Transcribe all the entries word for word, omitting any pictures they contain.

# START OF DATA ENTRIES

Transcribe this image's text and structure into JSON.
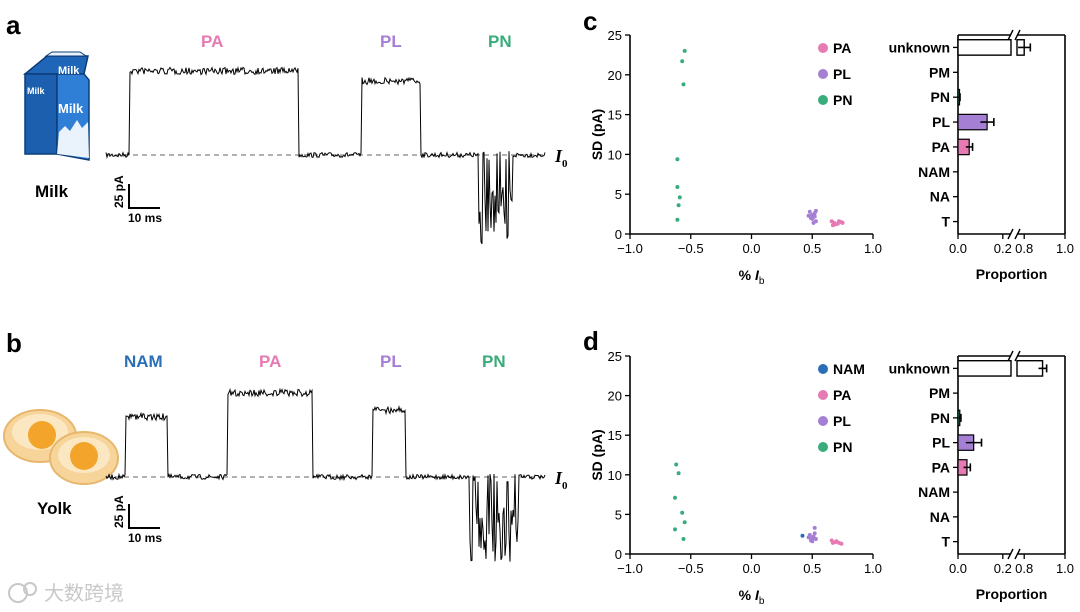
{
  "colors": {
    "NAM": "#2a6fb5",
    "PA": "#e67ab3",
    "PL": "#a57fd4",
    "PN": "#3aab7a",
    "trace": "#000000",
    "baseline": "#999999"
  },
  "panels": {
    "a": "a",
    "b": "b",
    "c": "c",
    "d": "d"
  },
  "milk": {
    "food_label": "Milk",
    "carton_text_top": "Milk",
    "carton_text_main": "Milk",
    "event_labels": [
      "PA",
      "PL",
      "PN"
    ],
    "baseline_label": "I",
    "baseline_sub": "0",
    "scale_current": "25 pA",
    "scale_time": "10 ms"
  },
  "yolk": {
    "food_label": "Yolk",
    "event_labels": [
      "NAM",
      "PA",
      "PL",
      "PN"
    ],
    "baseline_label": "I",
    "baseline_sub": "0",
    "scale_current": "25 pA",
    "scale_time": "10 ms"
  },
  "watermark": "大数跨境",
  "chart_data": [
    {
      "id": "c-scatter",
      "type": "scatter",
      "xlabel_main": "% I",
      "xlabel_sub": "b",
      "ylabel": "SD (pA)",
      "xlim": [
        -1.0,
        1.0
      ],
      "ylim": [
        0,
        25
      ],
      "xticks": [
        "−1.0",
        "−0.5",
        "0.0",
        "0.5",
        "1.0"
      ],
      "yticks": [
        "0",
        "5",
        "10",
        "15",
        "20",
        "25"
      ],
      "legend": [
        "PA",
        "PL",
        "PN"
      ],
      "series": [
        {
          "name": "PN",
          "points": [
            [
              -0.55,
              23
            ],
            [
              -0.57,
              21.7
            ],
            [
              -0.56,
              18.8
            ],
            [
              -0.61,
              9.4
            ],
            [
              -0.61,
              5.9
            ],
            [
              -0.59,
              4.6
            ],
            [
              -0.6,
              3.6
            ],
            [
              -0.61,
              1.8
            ]
          ]
        },
        {
          "name": "PL",
          "points": [
            [
              0.48,
              2.8
            ],
            [
              0.5,
              2.4
            ],
            [
              0.52,
              2.6
            ],
            [
              0.49,
              2.0
            ],
            [
              0.53,
              1.6
            ],
            [
              0.5,
              1.9
            ],
            [
              0.52,
              2.2
            ],
            [
              0.47,
              2.3
            ],
            [
              0.51,
              1.4
            ],
            [
              0.53,
              2.9
            ]
          ]
        },
        {
          "name": "PA",
          "points": [
            [
              0.66,
              1.6
            ],
            [
              0.68,
              1.4
            ],
            [
              0.71,
              1.3
            ],
            [
              0.74,
              1.5
            ],
            [
              0.69,
              1.2
            ],
            [
              0.72,
              1.6
            ],
            [
              0.67,
              1.1
            ],
            [
              0.75,
              1.4
            ]
          ]
        }
      ]
    },
    {
      "id": "c-bar",
      "type": "bar",
      "orientation": "horizontal",
      "xlabel": "Proportion",
      "categories": [
        "unknown",
        "PM",
        "PN",
        "PL",
        "PA",
        "NAM",
        "NA",
        "T"
      ],
      "values": [
        0.8,
        0,
        0.005,
        0.13,
        0.05,
        0,
        0,
        0
      ],
      "errors": [
        0.03,
        0,
        0.004,
        0.03,
        0.015,
        0,
        0,
        0
      ],
      "xticks": [
        "0.0",
        "0.2",
        "0.8",
        "1.0"
      ],
      "axis_break": true
    },
    {
      "id": "d-scatter",
      "type": "scatter",
      "xlabel_main": "% I",
      "xlabel_sub": "b",
      "ylabel": "SD (pA)",
      "xlim": [
        -1.0,
        1.0
      ],
      "ylim": [
        0,
        25
      ],
      "xticks": [
        "−1.0",
        "−0.5",
        "0.0",
        "0.5",
        "1.0"
      ],
      "yticks": [
        "0",
        "5",
        "10",
        "15",
        "20",
        "25"
      ],
      "legend": [
        "NAM",
        "PA",
        "PL",
        "PN"
      ],
      "series": [
        {
          "name": "PN",
          "points": [
            [
              -0.62,
              11.3
            ],
            [
              -0.6,
              10.2
            ],
            [
              -0.63,
              7.1
            ],
            [
              -0.57,
              5.2
            ],
            [
              -0.55,
              4.0
            ],
            [
              -0.63,
              3.1
            ],
            [
              -0.56,
              1.9
            ]
          ]
        },
        {
          "name": "NAM",
          "points": [
            [
              0.42,
              2.3
            ]
          ]
        },
        {
          "name": "PL",
          "points": [
            [
              0.48,
              2.4
            ],
            [
              0.5,
              2.0
            ],
            [
              0.52,
              2.6
            ],
            [
              0.49,
              1.7
            ],
            [
              0.53,
              1.9
            ],
            [
              0.51,
              2.2
            ],
            [
              0.47,
              2.1
            ],
            [
              0.52,
              3.3
            ],
            [
              0.5,
              1.6
            ]
          ]
        },
        {
          "name": "PA",
          "points": [
            [
              0.66,
              1.7
            ],
            [
              0.69,
              1.5
            ],
            [
              0.72,
              1.4
            ],
            [
              0.74,
              1.3
            ],
            [
              0.7,
              1.6
            ],
            [
              0.67,
              1.4
            ]
          ]
        }
      ]
    },
    {
      "id": "d-bar",
      "type": "bar",
      "orientation": "horizontal",
      "xlabel": "Proportion",
      "categories": [
        "unknown",
        "PM",
        "PN",
        "PL",
        "PA",
        "NAM",
        "NA",
        "T"
      ],
      "values": [
        0.89,
        0,
        0.008,
        0.07,
        0.04,
        0,
        0,
        0
      ],
      "errors": [
        0.02,
        0,
        0.005,
        0.035,
        0.015,
        0,
        0,
        0
      ],
      "xticks": [
        "0.0",
        "0.2",
        "0.8",
        "1.0"
      ],
      "axis_break": true
    }
  ]
}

# END OF DATA ENTRIES

§ CORRECT RESPONSE:
Transcribe this image's text and structure into JSON.
{
  "colors": {
    "NAM": "#2a6fb5",
    "PA": "#e67ab3",
    "PL": "#a57fd4",
    "PN": "#3aab7a",
    "trace": "#000000",
    "baseline": "#999999"
  },
  "panels": {
    "a": "a",
    "b": "b",
    "c": "c",
    "d": "d"
  },
  "milk": {
    "food_label": "Milk",
    "carton_text_top": "Milk",
    "carton_text_main": "Milk",
    "event_labels": [
      "PA",
      "PL",
      "PN"
    ],
    "baseline_label": "I",
    "baseline_sub": "0",
    "scale_current": "25 pA",
    "scale_time": "10 ms"
  },
  "yolk": {
    "food_label": "Yolk",
    "event_labels": [
      "NAM",
      "PA",
      "PL",
      "PN"
    ],
    "baseline_label": "I",
    "baseline_sub": "0",
    "scale_current": "25 pA",
    "scale_time": "10 ms"
  },
  "watermark": "大数跨境",
  "chart_data": [
    {
      "id": "c-scatter",
      "type": "scatter",
      "xlabel_main": "% I",
      "xlabel_sub": "b",
      "ylabel": "SD (pA)",
      "xlim": [
        -1.0,
        1.0
      ],
      "ylim": [
        0,
        25
      ],
      "xticks": [
        "−1.0",
        "−0.5",
        "0.0",
        "0.5",
        "1.0"
      ],
      "yticks": [
        "0",
        "5",
        "10",
        "15",
        "20",
        "25"
      ],
      "legend": [
        "PA",
        "PL",
        "PN"
      ],
      "series": [
        {
          "name": "PN",
          "points": [
            [
              -0.55,
              23
            ],
            [
              -0.57,
              21.7
            ],
            [
              -0.56,
              18.8
            ],
            [
              -0.61,
              9.4
            ],
            [
              -0.61,
              5.9
            ],
            [
              -0.59,
              4.6
            ],
            [
              -0.6,
              3.6
            ],
            [
              -0.61,
              1.8
            ]
          ]
        },
        {
          "name": "PL",
          "points": [
            [
              0.48,
              2.8
            ],
            [
              0.5,
              2.4
            ],
            [
              0.52,
              2.6
            ],
            [
              0.49,
              2.0
            ],
            [
              0.53,
              1.6
            ],
            [
              0.5,
              1.9
            ],
            [
              0.52,
              2.2
            ],
            [
              0.47,
              2.3
            ],
            [
              0.51,
              1.4
            ],
            [
              0.53,
              2.9
            ]
          ]
        },
        {
          "name": "PA",
          "points": [
            [
              0.66,
              1.6
            ],
            [
              0.68,
              1.4
            ],
            [
              0.71,
              1.3
            ],
            [
              0.74,
              1.5
            ],
            [
              0.69,
              1.2
            ],
            [
              0.72,
              1.6
            ],
            [
              0.67,
              1.1
            ],
            [
              0.75,
              1.4
            ]
          ]
        }
      ]
    },
    {
      "id": "c-bar",
      "type": "bar",
      "orientation": "horizontal",
      "xlabel": "Proportion",
      "categories": [
        "unknown",
        "PM",
        "PN",
        "PL",
        "PA",
        "NAM",
        "NA",
        "T"
      ],
      "values": [
        0.8,
        0,
        0.005,
        0.13,
        0.05,
        0,
        0,
        0
      ],
      "errors": [
        0.03,
        0,
        0.004,
        0.03,
        0.015,
        0,
        0,
        0
      ],
      "xticks": [
        "0.0",
        "0.2",
        "0.8",
        "1.0"
      ],
      "axis_break": true
    },
    {
      "id": "d-scatter",
      "type": "scatter",
      "xlabel_main": "% I",
      "xlabel_sub": "b",
      "ylabel": "SD (pA)",
      "xlim": [
        -1.0,
        1.0
      ],
      "ylim": [
        0,
        25
      ],
      "xticks": [
        "−1.0",
        "−0.5",
        "0.0",
        "0.5",
        "1.0"
      ],
      "yticks": [
        "0",
        "5",
        "10",
        "15",
        "20",
        "25"
      ],
      "legend": [
        "NAM",
        "PA",
        "PL",
        "PN"
      ],
      "series": [
        {
          "name": "PN",
          "points": [
            [
              -0.62,
              11.3
            ],
            [
              -0.6,
              10.2
            ],
            [
              -0.63,
              7.1
            ],
            [
              -0.57,
              5.2
            ],
            [
              -0.55,
              4.0
            ],
            [
              -0.63,
              3.1
            ],
            [
              -0.56,
              1.9
            ]
          ]
        },
        {
          "name": "NAM",
          "points": [
            [
              0.42,
              2.3
            ]
          ]
        },
        {
          "name": "PL",
          "points": [
            [
              0.48,
              2.4
            ],
            [
              0.5,
              2.0
            ],
            [
              0.52,
              2.6
            ],
            [
              0.49,
              1.7
            ],
            [
              0.53,
              1.9
            ],
            [
              0.51,
              2.2
            ],
            [
              0.47,
              2.1
            ],
            [
              0.52,
              3.3
            ],
            [
              0.5,
              1.6
            ]
          ]
        },
        {
          "name": "PA",
          "points": [
            [
              0.66,
              1.7
            ],
            [
              0.69,
              1.5
            ],
            [
              0.72,
              1.4
            ],
            [
              0.74,
              1.3
            ],
            [
              0.7,
              1.6
            ],
            [
              0.67,
              1.4
            ]
          ]
        }
      ]
    },
    {
      "id": "d-bar",
      "type": "bar",
      "orientation": "horizontal",
      "xlabel": "Proportion",
      "categories": [
        "unknown",
        "PM",
        "PN",
        "PL",
        "PA",
        "NAM",
        "NA",
        "T"
      ],
      "values": [
        0.89,
        0,
        0.008,
        0.07,
        0.04,
        0,
        0,
        0
      ],
      "errors": [
        0.02,
        0,
        0.005,
        0.035,
        0.015,
        0,
        0,
        0
      ],
      "xticks": [
        "0.0",
        "0.2",
        "0.8",
        "1.0"
      ],
      "axis_break": true
    }
  ]
}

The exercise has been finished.